= Instructions to follow =
Filter the lines below, copying only those with the string "下列说法正确的是".

▼

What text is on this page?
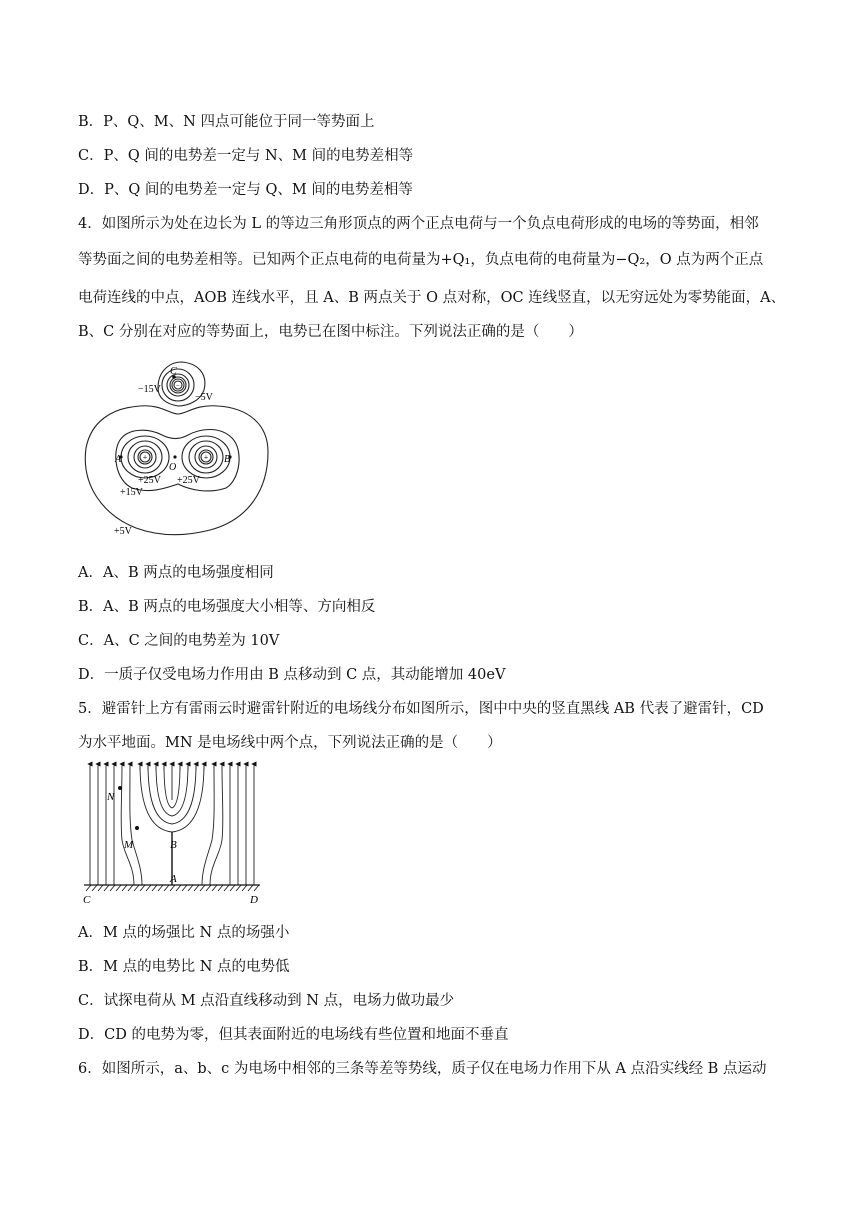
B．P、Q、M、N 四点可能位于同一等势面上
C．P、Q 间的电势差一定与 N、M 间的电势差相等
D．P、Q 间的电势差一定与 Q、M 间的电势差相等
4．如图所示为处在边长为 L 的等边三角形顶点的两个正点电荷与一个负点电荷形成的电场的等势面，相邻
等势面之间的电势差相等。已知两个正点电荷的电荷量为+Q₁，负点电荷的电荷量为−Q₂，O 点为两个正点
电荷连线的中点，AOB 连线水平，且 A、B 两点关于 O 点对称，OC 连线竖直，以无穷远处为零势能面，A、
B、C 分别在对应的等势面上，电势已在图中标注。下列说法正确的是（　　）
+	+
−
C
−15V
−5V
A	B
O
+25V +25V
+15V
+5V
A．A、B 两点的电场强度相同
B．A、B 两点的电场强度大小相等、方向相反
C．A、C 之间的电势差为 10V
D．一质子仅受电场力作用由 B 点移动到 C 点，其动能增加 40eV
5．避雷针上方有雷雨云时避雷针附近的电场线分布如图所示，图中中央的竖直黑线 AB 代表了避雷针，CD
为水平地面。MN 是电场线中两个点，下列说法正确的是（　　）
N
M	B
A
C	D
A．M 点的场强比 N 点的场强小
B．M 点的电势比 N 点的电势低
C．试探电荷从 M 点沿直线移动到 N 点，电场力做功最少
D．CD 的电势为零，但其表面附近的电场线有些位置和地面不垂直
6．如图所示，a、b、c 为电场中相邻的三条等差等势线，质子仅在电场力作用下从 A 点沿实线经 B 点运动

▲

= Task solution =
B、C 分别在对应的等势面上，电势已在图中标注。下列说法正确的是（　　）
为水平地面。MN 是电场线中两个点，下列说法正确的是（　　）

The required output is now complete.